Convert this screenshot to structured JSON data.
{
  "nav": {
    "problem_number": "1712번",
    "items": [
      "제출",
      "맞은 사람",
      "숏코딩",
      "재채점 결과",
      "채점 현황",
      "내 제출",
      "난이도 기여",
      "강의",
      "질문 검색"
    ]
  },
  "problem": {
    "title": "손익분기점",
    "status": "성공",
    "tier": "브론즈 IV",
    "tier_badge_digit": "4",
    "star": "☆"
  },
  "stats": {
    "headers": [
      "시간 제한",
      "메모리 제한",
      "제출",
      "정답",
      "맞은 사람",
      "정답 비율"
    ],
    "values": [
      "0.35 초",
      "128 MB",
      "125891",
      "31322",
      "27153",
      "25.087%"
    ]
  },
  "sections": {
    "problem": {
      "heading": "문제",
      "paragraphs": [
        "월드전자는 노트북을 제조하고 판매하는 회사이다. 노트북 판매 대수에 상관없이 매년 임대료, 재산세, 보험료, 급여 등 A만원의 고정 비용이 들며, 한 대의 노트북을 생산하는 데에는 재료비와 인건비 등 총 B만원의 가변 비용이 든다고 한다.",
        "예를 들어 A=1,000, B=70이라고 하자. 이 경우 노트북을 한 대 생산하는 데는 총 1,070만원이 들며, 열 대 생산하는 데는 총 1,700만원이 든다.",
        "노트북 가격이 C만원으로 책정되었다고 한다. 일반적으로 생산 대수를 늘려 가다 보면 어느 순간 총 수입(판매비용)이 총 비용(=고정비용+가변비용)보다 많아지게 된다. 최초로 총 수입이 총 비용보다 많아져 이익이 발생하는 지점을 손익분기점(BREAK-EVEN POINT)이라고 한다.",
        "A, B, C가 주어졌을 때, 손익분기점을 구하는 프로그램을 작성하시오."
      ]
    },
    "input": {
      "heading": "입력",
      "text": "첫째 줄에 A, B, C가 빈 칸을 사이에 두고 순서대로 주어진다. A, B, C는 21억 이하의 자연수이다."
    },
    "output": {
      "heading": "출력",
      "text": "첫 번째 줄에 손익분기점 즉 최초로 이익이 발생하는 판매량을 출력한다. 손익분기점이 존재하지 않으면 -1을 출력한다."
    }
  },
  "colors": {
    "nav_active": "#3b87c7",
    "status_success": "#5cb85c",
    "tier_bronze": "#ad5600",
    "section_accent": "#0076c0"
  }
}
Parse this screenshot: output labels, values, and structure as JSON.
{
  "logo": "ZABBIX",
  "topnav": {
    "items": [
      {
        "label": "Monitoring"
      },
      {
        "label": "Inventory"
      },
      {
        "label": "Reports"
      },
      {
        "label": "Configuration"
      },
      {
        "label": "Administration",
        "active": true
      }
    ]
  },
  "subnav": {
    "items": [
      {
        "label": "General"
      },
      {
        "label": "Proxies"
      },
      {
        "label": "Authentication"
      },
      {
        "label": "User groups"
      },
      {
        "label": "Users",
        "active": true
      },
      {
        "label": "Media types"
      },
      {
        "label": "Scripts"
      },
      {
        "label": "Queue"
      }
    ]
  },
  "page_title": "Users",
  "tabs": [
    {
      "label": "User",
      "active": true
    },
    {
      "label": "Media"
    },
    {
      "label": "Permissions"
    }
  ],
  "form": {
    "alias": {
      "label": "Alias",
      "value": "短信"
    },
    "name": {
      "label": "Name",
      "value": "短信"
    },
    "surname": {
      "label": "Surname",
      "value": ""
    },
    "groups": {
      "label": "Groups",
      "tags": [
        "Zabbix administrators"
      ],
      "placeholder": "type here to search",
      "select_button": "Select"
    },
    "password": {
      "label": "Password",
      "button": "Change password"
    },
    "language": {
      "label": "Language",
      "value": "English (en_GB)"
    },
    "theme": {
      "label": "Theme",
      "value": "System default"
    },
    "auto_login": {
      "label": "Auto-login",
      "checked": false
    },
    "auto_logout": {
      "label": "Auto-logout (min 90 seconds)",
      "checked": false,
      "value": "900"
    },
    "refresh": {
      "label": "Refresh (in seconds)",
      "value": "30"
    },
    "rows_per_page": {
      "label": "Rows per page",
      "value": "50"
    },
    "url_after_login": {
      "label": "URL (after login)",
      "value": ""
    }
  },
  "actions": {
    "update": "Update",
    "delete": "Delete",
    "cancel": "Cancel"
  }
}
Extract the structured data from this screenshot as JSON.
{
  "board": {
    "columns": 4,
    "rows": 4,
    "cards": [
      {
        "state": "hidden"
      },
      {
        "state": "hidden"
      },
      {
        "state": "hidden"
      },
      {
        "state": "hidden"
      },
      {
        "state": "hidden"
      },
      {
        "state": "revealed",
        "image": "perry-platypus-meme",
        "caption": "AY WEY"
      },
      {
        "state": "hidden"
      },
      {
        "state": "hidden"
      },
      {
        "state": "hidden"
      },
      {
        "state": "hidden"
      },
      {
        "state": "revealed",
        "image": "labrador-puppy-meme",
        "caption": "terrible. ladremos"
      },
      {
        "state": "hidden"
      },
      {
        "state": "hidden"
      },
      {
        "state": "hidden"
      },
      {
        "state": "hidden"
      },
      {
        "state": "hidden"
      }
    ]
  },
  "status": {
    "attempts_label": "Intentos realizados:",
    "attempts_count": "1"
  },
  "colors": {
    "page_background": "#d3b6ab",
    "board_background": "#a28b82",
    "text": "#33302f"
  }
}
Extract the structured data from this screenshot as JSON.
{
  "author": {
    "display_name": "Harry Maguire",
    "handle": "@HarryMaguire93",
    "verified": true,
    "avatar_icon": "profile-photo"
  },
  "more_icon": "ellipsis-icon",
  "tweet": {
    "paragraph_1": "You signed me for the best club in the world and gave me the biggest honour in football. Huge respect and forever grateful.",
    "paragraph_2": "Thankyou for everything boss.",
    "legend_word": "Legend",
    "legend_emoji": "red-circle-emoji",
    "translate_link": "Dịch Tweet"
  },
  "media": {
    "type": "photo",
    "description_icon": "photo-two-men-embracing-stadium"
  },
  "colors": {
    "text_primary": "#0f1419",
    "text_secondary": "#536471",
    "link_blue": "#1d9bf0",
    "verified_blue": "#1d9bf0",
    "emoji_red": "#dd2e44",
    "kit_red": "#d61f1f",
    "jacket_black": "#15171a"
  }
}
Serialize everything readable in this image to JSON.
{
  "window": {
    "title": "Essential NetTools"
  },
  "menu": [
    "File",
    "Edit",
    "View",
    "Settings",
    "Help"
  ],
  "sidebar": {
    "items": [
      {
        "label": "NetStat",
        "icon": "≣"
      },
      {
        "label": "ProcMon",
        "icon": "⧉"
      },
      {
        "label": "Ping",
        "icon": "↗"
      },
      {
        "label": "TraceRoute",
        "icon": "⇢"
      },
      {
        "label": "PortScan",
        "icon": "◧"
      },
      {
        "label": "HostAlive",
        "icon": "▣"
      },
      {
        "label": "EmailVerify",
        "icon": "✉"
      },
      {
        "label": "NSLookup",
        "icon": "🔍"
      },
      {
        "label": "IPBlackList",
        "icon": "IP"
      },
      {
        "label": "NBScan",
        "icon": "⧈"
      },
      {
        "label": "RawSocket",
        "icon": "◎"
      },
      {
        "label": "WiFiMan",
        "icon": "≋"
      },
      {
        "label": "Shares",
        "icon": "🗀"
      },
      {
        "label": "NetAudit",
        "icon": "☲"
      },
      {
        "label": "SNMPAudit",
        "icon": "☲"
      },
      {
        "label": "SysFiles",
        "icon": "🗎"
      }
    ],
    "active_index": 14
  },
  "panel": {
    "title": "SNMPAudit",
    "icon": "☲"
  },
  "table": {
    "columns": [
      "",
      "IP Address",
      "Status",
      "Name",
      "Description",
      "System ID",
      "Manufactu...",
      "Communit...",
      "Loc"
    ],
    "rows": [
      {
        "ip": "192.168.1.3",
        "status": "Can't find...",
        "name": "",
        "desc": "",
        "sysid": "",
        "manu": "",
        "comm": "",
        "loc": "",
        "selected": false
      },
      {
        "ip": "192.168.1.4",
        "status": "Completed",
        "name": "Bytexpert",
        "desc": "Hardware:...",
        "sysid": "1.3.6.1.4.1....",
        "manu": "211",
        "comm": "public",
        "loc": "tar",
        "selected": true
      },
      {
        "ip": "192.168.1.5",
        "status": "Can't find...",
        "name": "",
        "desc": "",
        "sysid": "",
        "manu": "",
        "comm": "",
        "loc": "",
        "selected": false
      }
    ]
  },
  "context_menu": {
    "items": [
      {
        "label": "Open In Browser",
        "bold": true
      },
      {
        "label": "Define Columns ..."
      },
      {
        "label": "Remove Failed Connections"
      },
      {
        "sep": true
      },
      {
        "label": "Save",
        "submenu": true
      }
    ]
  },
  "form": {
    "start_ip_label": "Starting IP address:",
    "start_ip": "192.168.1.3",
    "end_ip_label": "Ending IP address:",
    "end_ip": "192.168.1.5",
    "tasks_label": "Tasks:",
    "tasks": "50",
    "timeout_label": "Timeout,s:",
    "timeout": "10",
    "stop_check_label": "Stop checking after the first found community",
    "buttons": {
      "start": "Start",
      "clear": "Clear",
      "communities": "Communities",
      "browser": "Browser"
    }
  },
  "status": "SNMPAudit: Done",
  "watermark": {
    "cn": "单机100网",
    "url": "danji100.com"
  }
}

────────────────────────────────────────

- WORK REQUIRED
Search the entries for the string "output" and collect each line that has it.

- ANSWER TO THE EXERCISE
    "output": {
Parse this screenshot: output labels, values, and structure as JSON.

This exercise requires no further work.